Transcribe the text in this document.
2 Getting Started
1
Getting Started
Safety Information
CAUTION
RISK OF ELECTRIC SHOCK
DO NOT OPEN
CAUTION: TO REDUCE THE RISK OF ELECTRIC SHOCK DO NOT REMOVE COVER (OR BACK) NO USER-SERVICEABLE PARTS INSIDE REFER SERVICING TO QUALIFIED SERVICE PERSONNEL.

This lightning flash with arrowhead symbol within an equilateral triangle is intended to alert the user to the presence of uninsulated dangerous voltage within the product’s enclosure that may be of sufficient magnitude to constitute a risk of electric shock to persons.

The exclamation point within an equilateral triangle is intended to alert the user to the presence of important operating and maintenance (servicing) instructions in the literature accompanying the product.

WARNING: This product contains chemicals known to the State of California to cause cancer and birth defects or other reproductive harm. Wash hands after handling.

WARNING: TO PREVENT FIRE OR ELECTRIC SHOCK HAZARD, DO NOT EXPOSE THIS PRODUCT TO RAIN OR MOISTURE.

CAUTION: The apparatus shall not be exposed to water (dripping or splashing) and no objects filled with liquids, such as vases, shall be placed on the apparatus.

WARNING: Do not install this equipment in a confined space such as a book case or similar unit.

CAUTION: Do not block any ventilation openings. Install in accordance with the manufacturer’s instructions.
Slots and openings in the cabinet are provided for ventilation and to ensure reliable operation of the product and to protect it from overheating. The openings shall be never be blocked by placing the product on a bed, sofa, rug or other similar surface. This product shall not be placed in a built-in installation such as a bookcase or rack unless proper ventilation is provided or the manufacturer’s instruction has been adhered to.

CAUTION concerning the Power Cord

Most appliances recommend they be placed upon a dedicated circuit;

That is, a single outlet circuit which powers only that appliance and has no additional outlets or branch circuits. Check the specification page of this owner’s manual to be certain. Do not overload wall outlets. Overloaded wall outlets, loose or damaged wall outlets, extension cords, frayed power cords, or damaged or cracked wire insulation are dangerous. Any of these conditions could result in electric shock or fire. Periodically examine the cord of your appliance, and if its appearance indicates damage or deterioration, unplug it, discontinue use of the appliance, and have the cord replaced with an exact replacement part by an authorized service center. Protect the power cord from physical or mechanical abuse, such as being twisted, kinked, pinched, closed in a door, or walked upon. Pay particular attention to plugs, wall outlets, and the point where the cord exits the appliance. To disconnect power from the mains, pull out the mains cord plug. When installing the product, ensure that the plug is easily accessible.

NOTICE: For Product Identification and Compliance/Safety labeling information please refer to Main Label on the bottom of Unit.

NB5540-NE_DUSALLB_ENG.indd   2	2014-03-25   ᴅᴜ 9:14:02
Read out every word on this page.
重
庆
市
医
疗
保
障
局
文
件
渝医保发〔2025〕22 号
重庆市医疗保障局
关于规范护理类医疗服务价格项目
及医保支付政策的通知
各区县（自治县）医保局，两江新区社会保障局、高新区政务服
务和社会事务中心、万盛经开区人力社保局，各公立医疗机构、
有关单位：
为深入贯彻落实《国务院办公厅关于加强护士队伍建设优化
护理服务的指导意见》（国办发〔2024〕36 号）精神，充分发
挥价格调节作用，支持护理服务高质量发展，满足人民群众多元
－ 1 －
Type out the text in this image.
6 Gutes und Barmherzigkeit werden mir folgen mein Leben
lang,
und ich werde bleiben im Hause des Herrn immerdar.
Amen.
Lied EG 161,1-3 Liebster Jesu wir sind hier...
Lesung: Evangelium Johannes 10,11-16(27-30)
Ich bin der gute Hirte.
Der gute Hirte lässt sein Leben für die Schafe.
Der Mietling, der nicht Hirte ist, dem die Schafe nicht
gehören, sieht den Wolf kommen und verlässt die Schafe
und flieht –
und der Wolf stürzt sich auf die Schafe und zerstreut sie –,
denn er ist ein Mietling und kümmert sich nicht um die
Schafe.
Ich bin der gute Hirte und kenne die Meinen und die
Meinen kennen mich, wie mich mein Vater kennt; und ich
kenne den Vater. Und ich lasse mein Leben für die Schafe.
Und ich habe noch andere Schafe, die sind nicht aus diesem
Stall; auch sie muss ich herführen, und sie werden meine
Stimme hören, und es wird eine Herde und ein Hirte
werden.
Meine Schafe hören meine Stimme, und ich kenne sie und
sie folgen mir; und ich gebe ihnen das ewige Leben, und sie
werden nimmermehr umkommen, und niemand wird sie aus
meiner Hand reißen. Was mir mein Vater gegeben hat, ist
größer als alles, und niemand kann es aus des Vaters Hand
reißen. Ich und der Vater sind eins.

────────────────────

▶ [What is expected]: Every record above should be copied exactly.

▶ [Answer for this exercise]:
Transcribe the text in this document.
2 Getting Started
1
Getting Started
Safety Information
CAUTION
RISK OF ELECTRIC SHOCK
DO NOT OPEN
CAUTION: TO REDUCE THE RISK OF ELECTRIC SHOCK DO NOT REMOVE COVER (OR BACK) NO USER-SERVICEABLE PARTS INSIDE REFER SERVICING TO QUALIFIED SERVICE PERSONNEL.

This lightning flash with arrowhead symbol within an equilateral triangle is intended to alert the user to the presence of uninsulated dangerous voltage within the product’s enclosure that may be of sufficient magnitude to constitute a risk of electric shock to persons.

The exclamation point within an equilateral triangle is intended to alert the user to the presence of important operating and maintenance (servicing) instructions in the literature accompanying the product.

WARNING: This product contains chemicals known to the State of California to cause cancer and birth defects or other reproductive harm. Wash hands after handling.

WARNING: TO PREVENT FIRE OR ELECTRIC SHOCK HAZARD, DO NOT EXPOSE THIS PRODUCT TO RAIN OR MOISTURE.

CAUTION: The apparatus shall not be exposed to water (dripping or splashing) and no objects filled with liquids, such as vases, shall be placed on the apparatus.

WARNING: Do not install this equipment in a confined space such as a book case or similar unit.

CAUTION: Do not block any ventilation openings. Install in accordance with the manufacturer’s instructions.
Slots and openings in the cabinet are provided for ventilation and to ensure reliable operation of the product and to protect it from overheating. The openings shall be never be blocked by placing the product on a bed, sofa, rug or other similar surface. This product shall not be placed in a built-in installation such as a bookcase or rack unless proper ventilation is provided or the manufacturer’s instruction has been adhered to.

CAUTION concerning the Power Cord

Most appliances recommend they be placed upon a dedicated circuit;

That is, a single outlet circuit which powers only that appliance and has no additional outlets or branch circuits. Check the specification page of this owner’s manual to be certain. Do not overload wall outlets. Overloaded wall outlets, loose or damaged wall outlets, extension cords, frayed power cords, or damaged or cracked wire insulation are dangerous. Any of these conditions could result in electric shock or fire. Periodically examine the cord of your appliance, and if its appearance indicates damage or deterioration, unplug it, discontinue use of the appliance, and have the cord replaced with an exact replacement part by an authorized service center. Protect the power cord from physical or mechanical abuse, such as being twisted, kinked, pinched, closed in a door, or walked upon. Pay particular attention to plugs, wall outlets, and the point where the cord exits the appliance. To disconnect power from the mains, pull out the mains cord plug. When installing the product, ensure that the plug is easily accessible.

NOTICE: For Product Identification and Compliance/Safety labeling information please refer to Main Label on the bottom of Unit.

NB5540-NE_DUSALLB_ENG.indd   2	2014-03-25   ᴅᴜ 9:14:02
Read out every word on this page.
重
庆
市
医
疗
保
障
局
文
件
渝医保发〔2025〕22 号
重庆市医疗保障局
关于规范护理类医疗服务价格项目
及医保支付政策的通知
各区县（自治县）医保局，两江新区社会保障局、高新区政务服
务和社会事务中心、万盛经开区人力社保局，各公立医疗机构、
有关单位：
为深入贯彻落实《国务院办公厅关于加强护士队伍建设优化
护理服务的指导意见》（国办发〔2024〕36 号）精神，充分发
挥价格调节作用，支持护理服务高质量发展，满足人民群众多元
－ 1 －
Type out the text in this image.
6 Gutes und Barmherzigkeit werden mir folgen mein Leben
lang,
und ich werde bleiben im Hause des Herrn immerdar.
Amen.
Lied EG 161,1-3 Liebster Jesu wir sind hier...
Lesung: Evangelium Johannes 10,11-16(27-30)
Ich bin der gute Hirte.
Der gute Hirte lässt sein Leben für die Schafe.
Der Mietling, der nicht Hirte ist, dem die Schafe nicht
gehören, sieht den Wolf kommen und verlässt die Schafe
und flieht –
und der Wolf stürzt sich auf die Schafe und zerstreut sie –,
denn er ist ein Mietling und kümmert sich nicht um die
Schafe.
Ich bin der gute Hirte und kenne die Meinen und die
Meinen kennen mich, wie mich mein Vater kennt; und ich
kenne den Vater. Und ich lasse mein Leben für die Schafe.
Und ich habe noch andere Schafe, die sind nicht aus diesem
Stall; auch sie muss ich herführen, und sie werden meine
Stimme hören, und es wird eine Herde und ein Hirte
werden.
Meine Schafe hören meine Stimme, und ich kenne sie und
sie folgen mir; und ich gebe ihnen das ewige Leben, und sie
werden nimmermehr umkommen, und niemand wird sie aus
meiner Hand reißen. Was mir mein Vater gegeben hat, ist
größer als alles, und niemand kann es aus des Vaters Hand
reißen. Ich und der Vater sind eins.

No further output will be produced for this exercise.